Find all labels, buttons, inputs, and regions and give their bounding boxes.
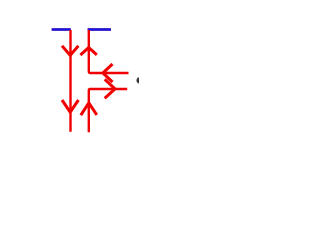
arrowhead: chevron down on I1 upper section <box>62 46 78 56</box>
arrowhead: chevron left on I2 horizontal section <box>103 64 113 82</box>
arrowhead: chevron up on I2 vertical section <box>80 48 96 56</box>
wire: red current path I3 (horizontal y=89, elbow down at x=88.8) <box>89 89 127 132</box>
wire: red underlay beneath right blue rail <box>88 28 111 31</box>
arrowhead: chevron right on I3 horizontal section <box>105 79 115 98</box>
wire: red vertical current path I1 (down from end of B1) <box>69 30 71 132</box>
node: gray terminal dot at right edge <box>136 77 142 83</box>
arrowhead: chevron up on I3 vertical section <box>81 103 97 115</box>
wire: red underlay beneath left blue rail <box>52 28 71 31</box>
wire: blue rail segment B2 (top right) <box>88 28 111 30</box>
wire: red current path I2 (down from start of B2, elbow right at y=73) <box>89 30 129 73</box>
arrowhead: chevron down on I1 lower section <box>62 100 78 112</box>
wire: blue rail segment B1 (top left) <box>52 28 71 30</box>
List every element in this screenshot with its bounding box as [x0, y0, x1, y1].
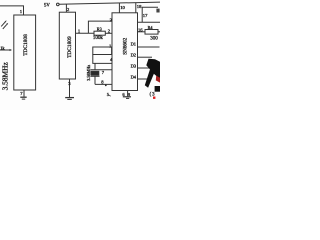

_ _ _

## DIRECTIVE
Copy the material word for word, starting at its first line and ending at the line that contains "arrowhead: chevron right", both included, and omit the pictures from your copy.

## RESPONSE
Find all labels, buttons, inputs, and regions and give their bounding boxes.
arrowhead: chevron down on I1 upper section <box>62 46 78 56</box>
arrowhead: chevron left on I2 horizontal section <box>103 64 113 82</box>
arrowhead: chevron up on I2 vertical section <box>80 48 96 56</box>
wire: red current path I3 (horizontal y=89, elbow down at x=88.8) <box>89 89 127 132</box>
wire: red underlay beneath right blue rail <box>88 28 111 31</box>
arrowhead: chevron right on I3 horizontal section <box>105 79 115 98</box>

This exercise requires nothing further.